### EXERCISE DETAILS
Repeat the material in full. Keep every line exactly as it is.
-- Start GIVEN RECORDS --
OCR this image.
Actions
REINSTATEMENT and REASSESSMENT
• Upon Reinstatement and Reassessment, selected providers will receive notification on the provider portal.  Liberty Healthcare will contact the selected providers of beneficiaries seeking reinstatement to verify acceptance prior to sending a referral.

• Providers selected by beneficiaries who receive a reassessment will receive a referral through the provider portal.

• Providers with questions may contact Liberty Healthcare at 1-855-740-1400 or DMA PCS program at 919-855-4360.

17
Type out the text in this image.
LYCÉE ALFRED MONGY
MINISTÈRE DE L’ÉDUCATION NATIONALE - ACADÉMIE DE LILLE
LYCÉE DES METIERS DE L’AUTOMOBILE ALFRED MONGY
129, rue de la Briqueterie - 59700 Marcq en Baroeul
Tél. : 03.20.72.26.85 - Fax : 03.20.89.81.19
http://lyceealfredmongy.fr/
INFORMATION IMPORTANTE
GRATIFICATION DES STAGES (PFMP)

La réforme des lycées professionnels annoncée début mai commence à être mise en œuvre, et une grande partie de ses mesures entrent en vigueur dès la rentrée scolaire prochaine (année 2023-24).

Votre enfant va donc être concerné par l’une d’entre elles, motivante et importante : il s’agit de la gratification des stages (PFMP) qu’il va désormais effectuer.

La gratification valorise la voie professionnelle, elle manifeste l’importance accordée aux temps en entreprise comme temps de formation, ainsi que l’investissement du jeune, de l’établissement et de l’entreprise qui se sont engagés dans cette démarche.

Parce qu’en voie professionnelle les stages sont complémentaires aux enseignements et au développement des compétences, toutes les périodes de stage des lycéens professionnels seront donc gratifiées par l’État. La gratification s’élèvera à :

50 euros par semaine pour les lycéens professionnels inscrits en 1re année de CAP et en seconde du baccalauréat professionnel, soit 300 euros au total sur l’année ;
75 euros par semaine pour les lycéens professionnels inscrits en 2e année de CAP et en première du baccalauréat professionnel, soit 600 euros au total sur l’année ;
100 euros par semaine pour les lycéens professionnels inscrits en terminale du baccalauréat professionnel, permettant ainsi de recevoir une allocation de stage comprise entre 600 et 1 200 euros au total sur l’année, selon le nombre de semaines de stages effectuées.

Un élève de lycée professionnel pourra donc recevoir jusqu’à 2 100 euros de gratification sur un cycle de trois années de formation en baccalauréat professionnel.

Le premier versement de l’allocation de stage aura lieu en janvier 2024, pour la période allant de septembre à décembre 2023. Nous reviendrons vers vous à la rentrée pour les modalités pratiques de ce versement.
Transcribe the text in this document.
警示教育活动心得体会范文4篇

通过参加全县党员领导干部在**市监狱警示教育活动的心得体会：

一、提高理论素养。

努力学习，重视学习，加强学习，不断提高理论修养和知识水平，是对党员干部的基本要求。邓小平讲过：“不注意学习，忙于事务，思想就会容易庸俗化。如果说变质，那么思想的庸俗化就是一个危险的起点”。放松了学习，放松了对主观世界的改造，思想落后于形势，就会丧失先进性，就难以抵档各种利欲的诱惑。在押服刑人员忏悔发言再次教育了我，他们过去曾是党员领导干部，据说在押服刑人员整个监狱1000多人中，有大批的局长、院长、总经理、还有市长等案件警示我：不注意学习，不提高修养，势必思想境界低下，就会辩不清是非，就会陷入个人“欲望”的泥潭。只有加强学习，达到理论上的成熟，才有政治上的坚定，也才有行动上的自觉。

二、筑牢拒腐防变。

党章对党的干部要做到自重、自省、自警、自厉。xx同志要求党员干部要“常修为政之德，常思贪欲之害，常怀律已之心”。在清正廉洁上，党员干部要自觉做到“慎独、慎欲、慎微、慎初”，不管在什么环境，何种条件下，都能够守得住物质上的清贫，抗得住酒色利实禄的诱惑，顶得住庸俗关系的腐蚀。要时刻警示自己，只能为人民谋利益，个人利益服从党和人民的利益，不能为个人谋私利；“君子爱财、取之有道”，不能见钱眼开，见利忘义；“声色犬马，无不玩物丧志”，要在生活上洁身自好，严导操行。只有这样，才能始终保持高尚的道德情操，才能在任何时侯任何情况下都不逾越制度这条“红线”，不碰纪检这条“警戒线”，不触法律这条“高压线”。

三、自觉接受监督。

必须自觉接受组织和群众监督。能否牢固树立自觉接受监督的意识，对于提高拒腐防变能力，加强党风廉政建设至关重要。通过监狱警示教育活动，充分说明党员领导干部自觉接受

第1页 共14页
-- End GIVEN RECORDS --
### EXERCISE SOLUTION
OCR this image.
Actions
REINSTATEMENT and REASSESSMENT
• Upon Reinstatement and Reassessment, selected providers will receive notification on the provider portal.  Liberty Healthcare will contact the selected providers of beneficiaries seeking reinstatement to verify acceptance prior to sending a referral.

• Providers selected by beneficiaries who receive a reassessment will receive a referral through the provider portal.

• Providers with questions may contact Liberty Healthcare at 1-855-740-1400 or DMA PCS program at 919-855-4360.

17
Type out the text in this image.
LYCÉE ALFRED MONGY
MINISTÈRE DE L’ÉDUCATION NATIONALE - ACADÉMIE DE LILLE
LYCÉE DES METIERS DE L’AUTOMOBILE ALFRED MONGY
129, rue de la Briqueterie - 59700 Marcq en Baroeul
Tél. : 03.20.72.26.85 - Fax : 03.20.89.81.19
http://lyceealfredmongy.fr/
INFORMATION IMPORTANTE
GRATIFICATION DES STAGES (PFMP)

La réforme des lycées professionnels annoncée début mai commence à être mise en œuvre, et une grande partie de ses mesures entrent en vigueur dès la rentrée scolaire prochaine (année 2023-24).

Votre enfant va donc être concerné par l’une d’entre elles, motivante et importante : il s’agit de la gratification des stages (PFMP) qu’il va désormais effectuer.

La gratification valorise la voie professionnelle, elle manifeste l’importance accordée aux temps en entreprise comme temps de formation, ainsi que l’investissement du jeune, de l’établissement et de l’entreprise qui se sont engagés dans cette démarche.

Parce qu’en voie professionnelle les stages sont complémentaires aux enseignements et au développement des compétences, toutes les périodes de stage des lycéens professionnels seront donc gratifiées par l’État. La gratification s’élèvera à :

50 euros par semaine pour les lycéens professionnels inscrits en 1re année de CAP et en seconde du baccalauréat professionnel, soit 300 euros au total sur l’année ;
75 euros par semaine pour les lycéens professionnels inscrits en 2e année de CAP et en première du baccalauréat professionnel, soit 600 euros au total sur l’année ;
100 euros par semaine pour les lycéens professionnels inscrits en terminale du baccalauréat professionnel, permettant ainsi de recevoir une allocation de stage comprise entre 600 et 1 200 euros au total sur l’année, selon le nombre de semaines de stages effectuées.

Un élève de lycée professionnel pourra donc recevoir jusqu’à 2 100 euros de gratification sur un cycle de trois années de formation en baccalauréat professionnel.

Le premier versement de l’allocation de stage aura lieu en janvier 2024, pour la période allant de septembre à décembre 2023. Nous reviendrons vers vous à la rentrée pour les modalités pratiques de ce versement.
Transcribe the text in this document.
警示教育活动心得体会范文4篇

通过参加全县党员领导干部在**市监狱警示教育活动的心得体会：

一、提高理论素养。

努力学习，重视学习，加强学习，不断提高理论修养和知识水平，是对党员干部的基本要求。邓小平讲过：“不注意学习，忙于事务，思想就会容易庸俗化。如果说变质，那么思想的庸俗化就是一个危险的起点”。放松了学习，放松了对主观世界的改造，思想落后于形势，就会丧失先进性，就难以抵档各种利欲的诱惑。在押服刑人员忏悔发言再次教育了我，他们过去曾是党员领导干部，据说在押服刑人员整个监狱1000多人中，有大批的局长、院长、总经理、还有市长等案件警示我：不注意学习，不提高修养，势必思想境界低下，就会辩不清是非，就会陷入个人“欲望”的泥潭。只有加强学习，达到理论上的成熟，才有政治上的坚定，也才有行动上的自觉。

二、筑牢拒腐防变。

党章对党的干部要做到自重、自省、自警、自厉。xx同志要求党员干部要“常修为政之德，常思贪欲之害，常怀律已之心”。在清正廉洁上，党员干部要自觉做到“慎独、慎欲、慎微、慎初”，不管在什么环境，何种条件下，都能够守得住物质上的清贫，抗得住酒色利实禄的诱惑，顶得住庸俗关系的腐蚀。要时刻警示自己，只能为人民谋利益，个人利益服从党和人民的利益，不能为个人谋私利；“君子爱财、取之有道”，不能见钱眼开，见利忘义；“声色犬马，无不玩物丧志”，要在生活上洁身自好，严导操行。只有这样，才能始终保持高尚的道德情操，才能在任何时侯任何情况下都不逾越制度这条“红线”，不碰纪检这条“警戒线”，不触法律这条“高压线”。

三、自觉接受监督。

必须自觉接受组织和群众监督。能否牢固树立自觉接受监督的意识，对于提高拒腐防变能力，加强党风廉政建设至关重要。通过监狱警示教育活动，充分说明党员领导干部自觉接受

第1页 共14页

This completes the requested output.